▶ [Bloque de texto]:
_ _ _ _
Algo muy gordo está fallando cuando, en plena pandemia, el uso del castellano vuelve a convertirse en moneda de cambio de los partidos políticos. La inmersión lingüística, un sistema educativo implantado hace más de 30 años para normalizar el catalán en las aulas, se ha revelado como intocable. Y también intratable, dado que es imposible abordar esa cuestión desde una perspectiva estrictamente pedagógica.
Podemos plantear la reforma de la Constitución, porque efectivamente no es sagrada. Pero cuando un padre, profesor, lingüista, asociación o cargo público osa referirse a la flexibilización de ese modelo lingüístico en las aulas, el activismo identitario y nacionalista --muy bien subvencionado, por cierto, como es el caso de Plataforma per la Llengua-- se pone en marcha y llena las calles y las tertulias para bramar contra la “catalanofobia”. El propio consejero de Educación, el republicano Josep Bargalló, tuvo que envainarse un proyecto tan razonable como aumentar las horas de castellano en centros situados en entornos con un fuerte arraigo de la lengua catalana. Incluso el PSC, que después de muchos años de complicidad con la inmersión abrió el debate sobre su revisión, tuvo que matizar sus posturas, muy en la línea de lo apuntado por Bargalló.
_ _ _ _
▶ [Información registrada]:

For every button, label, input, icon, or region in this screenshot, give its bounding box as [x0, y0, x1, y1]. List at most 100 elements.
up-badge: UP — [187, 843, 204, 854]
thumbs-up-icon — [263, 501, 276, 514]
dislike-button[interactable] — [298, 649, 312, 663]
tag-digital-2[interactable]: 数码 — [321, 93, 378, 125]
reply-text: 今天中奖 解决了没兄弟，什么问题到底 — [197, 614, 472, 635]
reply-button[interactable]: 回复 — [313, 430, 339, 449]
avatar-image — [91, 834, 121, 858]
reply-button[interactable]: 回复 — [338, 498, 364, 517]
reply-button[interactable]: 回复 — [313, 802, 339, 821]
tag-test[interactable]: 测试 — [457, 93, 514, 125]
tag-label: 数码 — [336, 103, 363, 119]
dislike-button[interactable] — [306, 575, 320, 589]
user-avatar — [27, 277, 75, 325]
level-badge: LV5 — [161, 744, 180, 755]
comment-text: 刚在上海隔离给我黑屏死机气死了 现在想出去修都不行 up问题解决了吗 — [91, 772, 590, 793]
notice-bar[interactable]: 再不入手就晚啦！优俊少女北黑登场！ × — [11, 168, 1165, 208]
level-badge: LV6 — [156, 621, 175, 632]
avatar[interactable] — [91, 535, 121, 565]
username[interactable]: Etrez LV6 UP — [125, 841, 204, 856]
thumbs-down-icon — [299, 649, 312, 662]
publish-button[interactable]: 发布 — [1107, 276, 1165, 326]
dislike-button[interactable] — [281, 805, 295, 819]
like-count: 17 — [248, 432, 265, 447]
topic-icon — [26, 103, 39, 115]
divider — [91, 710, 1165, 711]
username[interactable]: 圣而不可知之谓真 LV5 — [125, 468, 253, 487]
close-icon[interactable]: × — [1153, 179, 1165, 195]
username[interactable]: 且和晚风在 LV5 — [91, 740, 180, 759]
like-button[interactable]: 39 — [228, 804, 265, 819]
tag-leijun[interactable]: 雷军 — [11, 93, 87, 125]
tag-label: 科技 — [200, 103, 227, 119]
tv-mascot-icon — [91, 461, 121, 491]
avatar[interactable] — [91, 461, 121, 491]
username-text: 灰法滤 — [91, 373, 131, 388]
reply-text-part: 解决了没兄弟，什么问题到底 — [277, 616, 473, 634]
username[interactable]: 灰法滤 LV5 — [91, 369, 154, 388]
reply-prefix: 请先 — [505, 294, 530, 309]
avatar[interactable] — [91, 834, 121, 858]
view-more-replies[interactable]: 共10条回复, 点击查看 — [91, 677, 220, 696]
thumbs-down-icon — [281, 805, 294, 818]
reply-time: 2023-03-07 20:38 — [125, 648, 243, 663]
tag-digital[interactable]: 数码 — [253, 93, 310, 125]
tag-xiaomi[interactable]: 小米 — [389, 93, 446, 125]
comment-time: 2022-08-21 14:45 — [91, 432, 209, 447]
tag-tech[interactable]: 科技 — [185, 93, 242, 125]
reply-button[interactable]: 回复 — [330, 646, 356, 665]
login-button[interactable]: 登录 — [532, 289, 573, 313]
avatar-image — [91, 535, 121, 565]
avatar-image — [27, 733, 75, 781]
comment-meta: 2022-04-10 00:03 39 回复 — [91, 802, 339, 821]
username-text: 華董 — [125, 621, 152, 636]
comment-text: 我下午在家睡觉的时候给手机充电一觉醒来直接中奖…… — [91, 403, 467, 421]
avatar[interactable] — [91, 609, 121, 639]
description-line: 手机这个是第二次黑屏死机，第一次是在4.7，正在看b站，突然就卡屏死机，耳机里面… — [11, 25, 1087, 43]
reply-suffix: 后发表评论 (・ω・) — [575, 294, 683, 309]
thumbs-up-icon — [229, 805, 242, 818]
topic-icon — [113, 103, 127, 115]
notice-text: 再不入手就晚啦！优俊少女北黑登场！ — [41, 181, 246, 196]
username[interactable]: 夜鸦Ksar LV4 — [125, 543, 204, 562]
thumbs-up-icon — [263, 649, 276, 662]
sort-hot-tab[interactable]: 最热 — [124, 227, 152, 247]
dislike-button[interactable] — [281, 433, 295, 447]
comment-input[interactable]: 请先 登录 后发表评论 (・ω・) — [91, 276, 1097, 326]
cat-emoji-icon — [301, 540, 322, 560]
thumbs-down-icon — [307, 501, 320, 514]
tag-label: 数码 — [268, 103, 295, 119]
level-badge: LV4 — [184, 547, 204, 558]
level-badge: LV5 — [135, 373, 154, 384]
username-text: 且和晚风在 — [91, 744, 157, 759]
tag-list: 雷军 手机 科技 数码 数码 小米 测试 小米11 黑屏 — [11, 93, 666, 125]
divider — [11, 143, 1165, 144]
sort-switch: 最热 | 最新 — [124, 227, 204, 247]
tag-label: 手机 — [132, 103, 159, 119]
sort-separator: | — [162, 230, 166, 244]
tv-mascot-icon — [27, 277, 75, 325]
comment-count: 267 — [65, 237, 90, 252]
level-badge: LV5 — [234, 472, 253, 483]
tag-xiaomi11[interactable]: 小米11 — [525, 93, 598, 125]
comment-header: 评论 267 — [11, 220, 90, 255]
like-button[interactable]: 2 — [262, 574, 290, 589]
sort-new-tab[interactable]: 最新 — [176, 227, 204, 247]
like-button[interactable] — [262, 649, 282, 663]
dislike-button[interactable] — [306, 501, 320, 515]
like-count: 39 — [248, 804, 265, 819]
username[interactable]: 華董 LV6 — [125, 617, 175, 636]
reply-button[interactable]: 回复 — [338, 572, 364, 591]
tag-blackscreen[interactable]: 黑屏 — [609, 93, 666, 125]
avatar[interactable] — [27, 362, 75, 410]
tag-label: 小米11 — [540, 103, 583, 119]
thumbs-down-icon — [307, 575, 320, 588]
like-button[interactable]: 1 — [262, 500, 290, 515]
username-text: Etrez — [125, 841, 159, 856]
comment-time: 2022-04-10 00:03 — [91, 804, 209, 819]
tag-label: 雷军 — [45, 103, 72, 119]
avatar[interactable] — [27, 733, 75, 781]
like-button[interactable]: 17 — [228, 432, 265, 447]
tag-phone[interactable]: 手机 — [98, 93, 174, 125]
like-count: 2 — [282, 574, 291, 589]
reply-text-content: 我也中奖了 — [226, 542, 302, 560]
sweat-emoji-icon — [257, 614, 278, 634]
_ _ _ _
Copia completo y sin cambios el texto sobre la inmersión lingüística.

Algo muy gordo está fallando cuando, en plena pandemia, el uso del castellano vuelve a convertirse en moneda de cambio de los partidos políticos. La inmersión lingüística, un sistema educativo implantado hace más de 30 años para normalizar el catalán en las aulas, se ha revelado como intocable. Y también intratable, dado que es imposible abordar esa cuestión desde una perspectiva estrictamente pedagógica.
Podemos plantear la reforma de la Constitución, porque efectivamente no es sagrada. Pero cuando un padre, profesor, lingüista, asociación o cargo público osa referirse a la flexibilización de ese modelo lingüístico en las aulas, el activismo identitario y nacionalista --muy bien subvencionado, por cierto, como es el caso de Plataforma per la Llengua-- se pone en marcha y llena las calles y las tertulias para bramar contra la “catalanofobia”. El propio consejero de Educación, el republicano Josep Bargalló, tuvo que envainarse un proyecto tan razonable como aumentar las horas de castellano en centros situados en entornos con un fuerte arraigo de la lengua catalana. Incluso el PSC, que después de muchos años de complicidad con la inmersión abrió el debate sobre su revisión, tuvo que matizar sus posturas, muy en la línea de lo apuntado por Bargalló.